For every line in the records that has the word "depuis", make a copy.

** BEGIN DATASET EXCERPTS **

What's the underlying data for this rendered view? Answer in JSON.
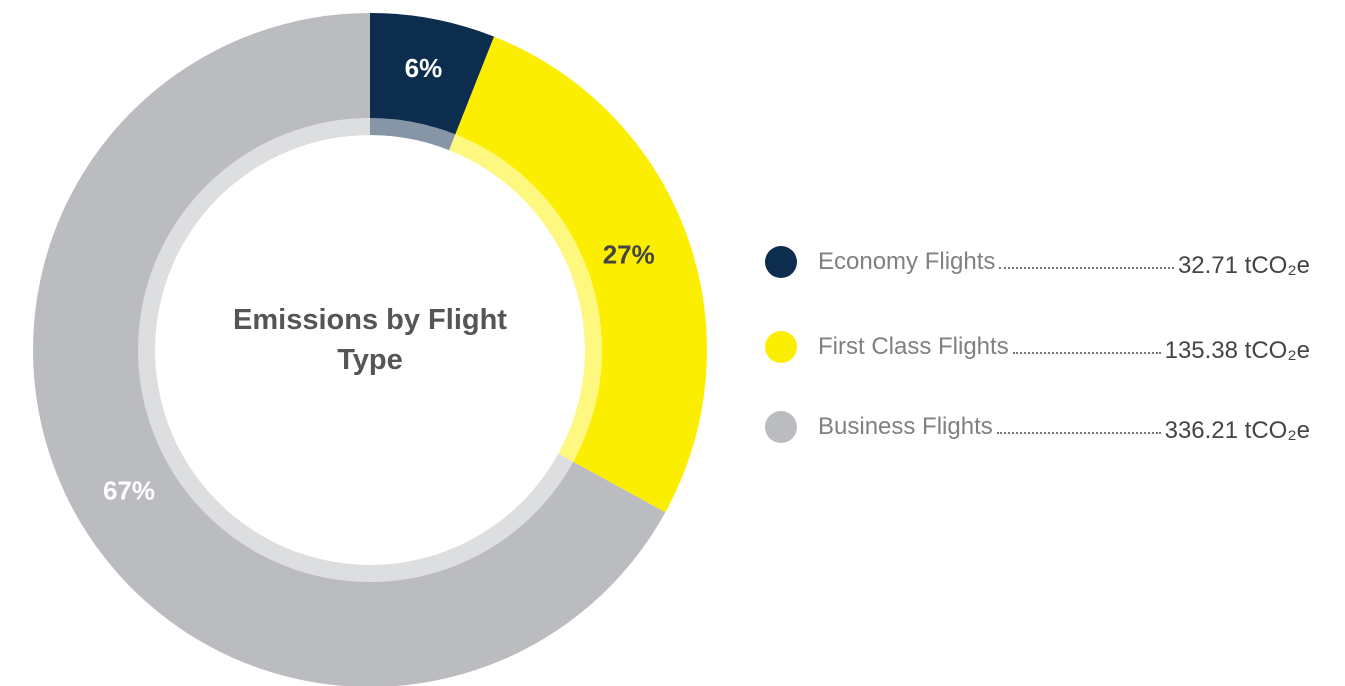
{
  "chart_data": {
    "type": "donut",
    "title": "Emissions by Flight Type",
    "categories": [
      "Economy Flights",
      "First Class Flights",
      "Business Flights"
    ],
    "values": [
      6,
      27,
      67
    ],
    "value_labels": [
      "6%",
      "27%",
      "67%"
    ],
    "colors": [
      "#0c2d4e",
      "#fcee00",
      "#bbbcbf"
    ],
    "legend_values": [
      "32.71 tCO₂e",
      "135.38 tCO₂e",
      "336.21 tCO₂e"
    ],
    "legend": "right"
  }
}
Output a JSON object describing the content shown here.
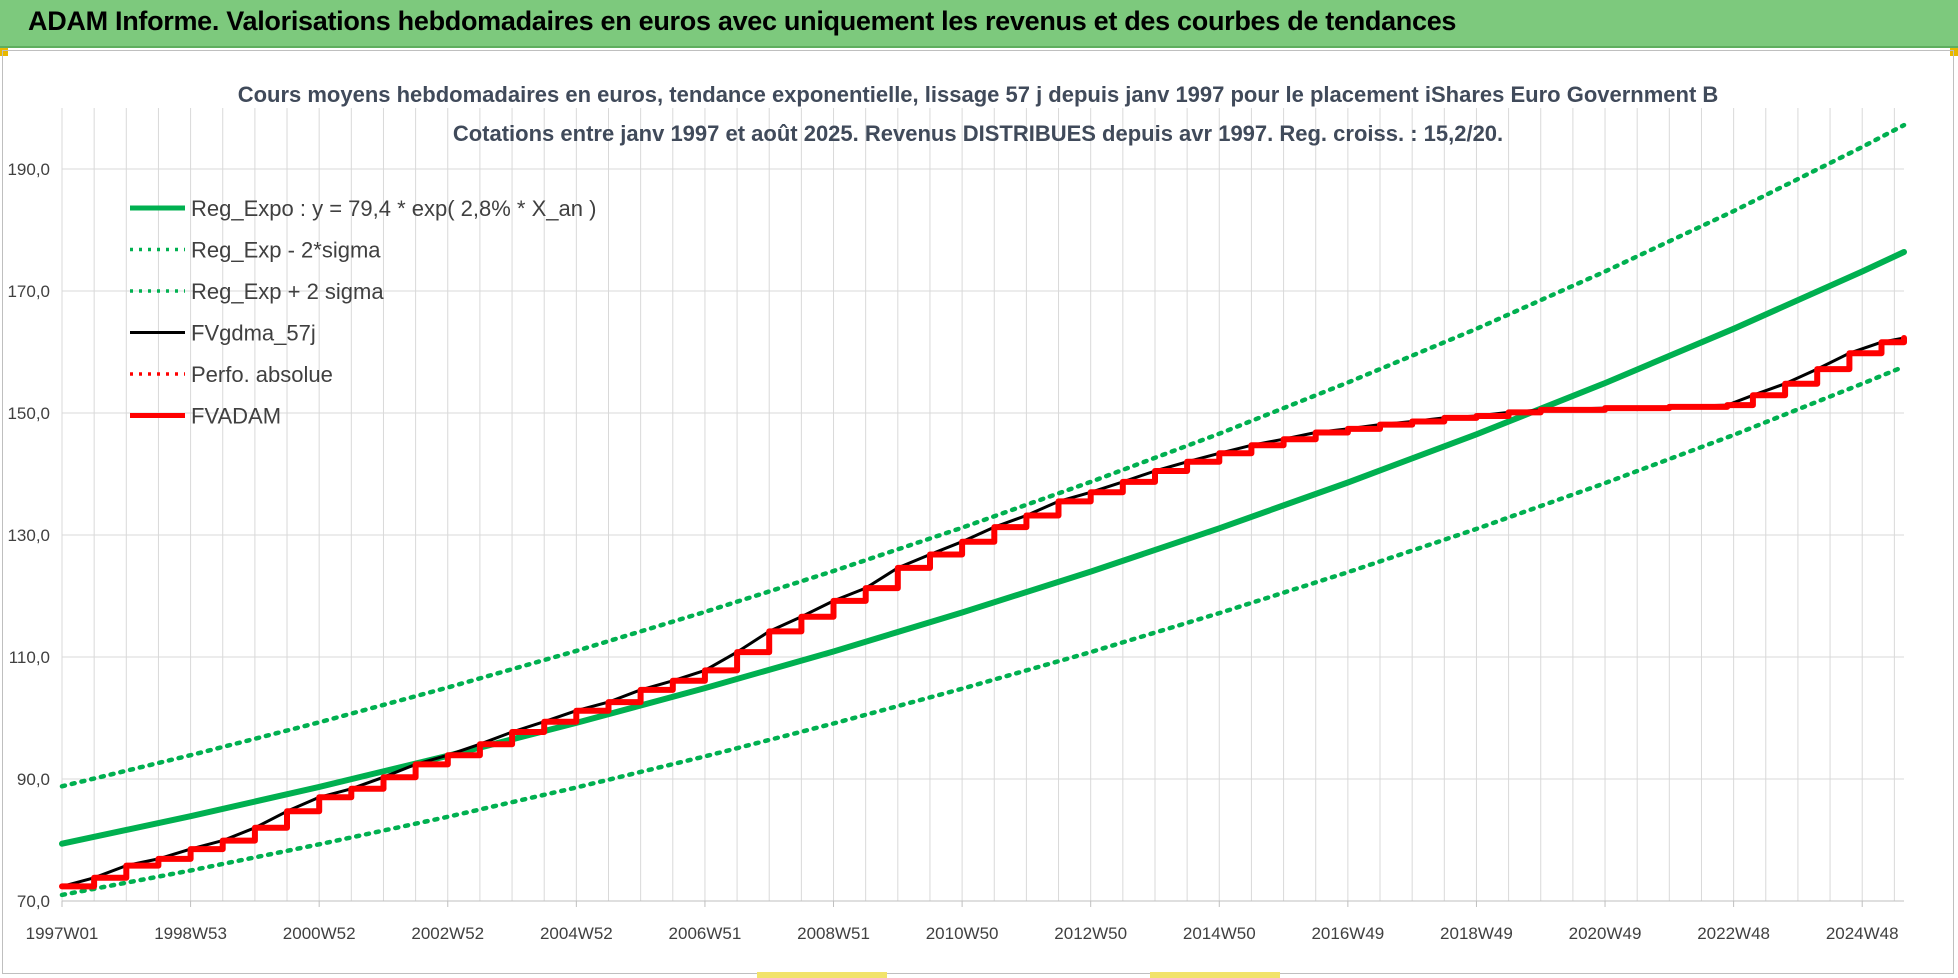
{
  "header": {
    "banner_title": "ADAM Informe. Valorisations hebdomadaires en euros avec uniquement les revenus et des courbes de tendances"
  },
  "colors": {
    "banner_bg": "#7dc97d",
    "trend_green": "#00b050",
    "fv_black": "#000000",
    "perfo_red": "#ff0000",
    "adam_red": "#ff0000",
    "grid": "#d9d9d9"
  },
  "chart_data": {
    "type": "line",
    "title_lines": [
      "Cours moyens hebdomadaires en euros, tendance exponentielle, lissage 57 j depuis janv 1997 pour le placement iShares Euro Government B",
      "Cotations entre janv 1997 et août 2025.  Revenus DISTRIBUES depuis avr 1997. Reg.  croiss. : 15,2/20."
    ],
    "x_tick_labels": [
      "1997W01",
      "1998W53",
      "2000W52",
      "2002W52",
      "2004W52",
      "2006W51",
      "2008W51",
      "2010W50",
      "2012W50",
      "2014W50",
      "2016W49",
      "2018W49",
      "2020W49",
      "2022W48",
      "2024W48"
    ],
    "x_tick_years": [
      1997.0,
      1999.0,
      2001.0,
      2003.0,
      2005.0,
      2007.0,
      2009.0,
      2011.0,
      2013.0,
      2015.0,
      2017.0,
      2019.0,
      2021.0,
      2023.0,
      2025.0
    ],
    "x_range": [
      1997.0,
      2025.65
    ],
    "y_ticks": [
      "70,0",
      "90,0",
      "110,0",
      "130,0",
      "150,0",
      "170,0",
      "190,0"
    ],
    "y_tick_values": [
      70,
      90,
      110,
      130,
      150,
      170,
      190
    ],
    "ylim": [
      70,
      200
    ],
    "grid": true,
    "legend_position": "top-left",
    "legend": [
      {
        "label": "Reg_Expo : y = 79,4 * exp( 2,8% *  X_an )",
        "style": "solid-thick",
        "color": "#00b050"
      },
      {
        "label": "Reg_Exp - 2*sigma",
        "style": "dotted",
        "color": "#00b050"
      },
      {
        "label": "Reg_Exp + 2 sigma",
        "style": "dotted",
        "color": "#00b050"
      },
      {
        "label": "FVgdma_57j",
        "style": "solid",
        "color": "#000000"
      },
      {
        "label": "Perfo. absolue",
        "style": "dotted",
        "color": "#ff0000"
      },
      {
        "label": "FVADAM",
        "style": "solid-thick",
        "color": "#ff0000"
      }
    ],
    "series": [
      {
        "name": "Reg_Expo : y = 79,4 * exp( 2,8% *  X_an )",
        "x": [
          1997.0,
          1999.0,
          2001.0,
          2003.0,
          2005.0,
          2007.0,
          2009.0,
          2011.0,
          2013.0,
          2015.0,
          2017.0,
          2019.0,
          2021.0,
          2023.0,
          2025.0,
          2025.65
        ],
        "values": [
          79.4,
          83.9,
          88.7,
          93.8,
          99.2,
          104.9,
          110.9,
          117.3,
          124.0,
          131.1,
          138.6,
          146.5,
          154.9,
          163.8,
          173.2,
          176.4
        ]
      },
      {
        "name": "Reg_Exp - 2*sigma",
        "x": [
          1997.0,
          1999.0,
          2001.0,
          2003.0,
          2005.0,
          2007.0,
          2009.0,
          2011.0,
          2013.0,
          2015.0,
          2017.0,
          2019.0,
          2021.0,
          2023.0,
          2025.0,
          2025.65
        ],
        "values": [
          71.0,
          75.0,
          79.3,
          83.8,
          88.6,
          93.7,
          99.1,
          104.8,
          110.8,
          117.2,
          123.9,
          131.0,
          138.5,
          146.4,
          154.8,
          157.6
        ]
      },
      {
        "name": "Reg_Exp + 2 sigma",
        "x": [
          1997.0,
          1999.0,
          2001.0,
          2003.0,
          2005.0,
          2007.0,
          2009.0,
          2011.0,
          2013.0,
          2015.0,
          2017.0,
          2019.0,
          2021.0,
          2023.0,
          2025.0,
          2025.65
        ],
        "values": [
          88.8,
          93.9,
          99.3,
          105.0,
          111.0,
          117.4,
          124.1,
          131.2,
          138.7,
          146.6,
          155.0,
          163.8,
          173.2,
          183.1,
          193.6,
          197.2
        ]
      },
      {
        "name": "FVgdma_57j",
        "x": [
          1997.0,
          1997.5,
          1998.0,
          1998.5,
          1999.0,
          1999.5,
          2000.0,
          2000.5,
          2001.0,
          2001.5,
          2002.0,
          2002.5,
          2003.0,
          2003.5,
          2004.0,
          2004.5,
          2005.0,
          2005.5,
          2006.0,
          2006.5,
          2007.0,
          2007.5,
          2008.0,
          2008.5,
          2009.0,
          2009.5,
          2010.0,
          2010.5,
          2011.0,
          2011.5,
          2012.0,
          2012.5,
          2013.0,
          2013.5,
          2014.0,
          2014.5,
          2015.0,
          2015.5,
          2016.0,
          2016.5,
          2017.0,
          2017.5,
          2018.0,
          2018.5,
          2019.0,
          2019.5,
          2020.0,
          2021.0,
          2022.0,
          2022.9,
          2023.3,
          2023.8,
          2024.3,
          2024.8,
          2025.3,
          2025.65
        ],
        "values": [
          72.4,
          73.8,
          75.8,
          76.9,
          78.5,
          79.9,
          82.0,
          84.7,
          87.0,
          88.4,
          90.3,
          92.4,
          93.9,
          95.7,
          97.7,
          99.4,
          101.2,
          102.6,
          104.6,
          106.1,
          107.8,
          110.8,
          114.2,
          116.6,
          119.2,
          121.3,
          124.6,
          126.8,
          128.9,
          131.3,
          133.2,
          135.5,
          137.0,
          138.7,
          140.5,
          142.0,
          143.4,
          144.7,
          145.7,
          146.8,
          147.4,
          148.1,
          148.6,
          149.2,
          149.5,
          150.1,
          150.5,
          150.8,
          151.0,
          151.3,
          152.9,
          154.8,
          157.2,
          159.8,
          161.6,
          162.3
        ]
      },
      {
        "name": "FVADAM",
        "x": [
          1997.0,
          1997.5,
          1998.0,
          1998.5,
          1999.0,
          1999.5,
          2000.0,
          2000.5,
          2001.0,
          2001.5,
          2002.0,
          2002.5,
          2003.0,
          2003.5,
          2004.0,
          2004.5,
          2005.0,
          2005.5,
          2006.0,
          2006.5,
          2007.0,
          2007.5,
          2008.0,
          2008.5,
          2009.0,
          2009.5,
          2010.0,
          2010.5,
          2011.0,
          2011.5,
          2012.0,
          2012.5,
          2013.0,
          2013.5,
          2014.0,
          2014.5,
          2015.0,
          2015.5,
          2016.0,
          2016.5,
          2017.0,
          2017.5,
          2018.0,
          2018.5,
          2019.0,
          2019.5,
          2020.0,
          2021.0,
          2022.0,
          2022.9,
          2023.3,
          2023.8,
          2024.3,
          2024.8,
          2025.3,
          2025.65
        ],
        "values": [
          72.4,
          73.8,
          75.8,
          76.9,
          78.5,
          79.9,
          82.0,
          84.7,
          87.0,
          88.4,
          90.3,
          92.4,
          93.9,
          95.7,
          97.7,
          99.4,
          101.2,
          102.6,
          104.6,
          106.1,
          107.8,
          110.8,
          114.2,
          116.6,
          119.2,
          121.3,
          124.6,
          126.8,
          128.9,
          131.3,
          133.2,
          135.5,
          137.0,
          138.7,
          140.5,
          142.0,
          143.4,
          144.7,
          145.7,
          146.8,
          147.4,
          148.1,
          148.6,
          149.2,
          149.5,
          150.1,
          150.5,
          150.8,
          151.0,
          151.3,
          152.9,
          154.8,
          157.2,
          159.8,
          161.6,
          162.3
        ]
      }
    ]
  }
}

** END DATASET EXCERPTS **

## RESPONSE TO THIS TASK
      "Cours moyens hebdomadaires en euros, tendance exponentielle, lissage 57 j depuis janv 1997 pour le placement iShares Euro Government B",
      "Cotations entre janv 1997 et août 2025.  Revenus DISTRIBUES depuis avr 1997. Reg.  croiss. : 15,2/20."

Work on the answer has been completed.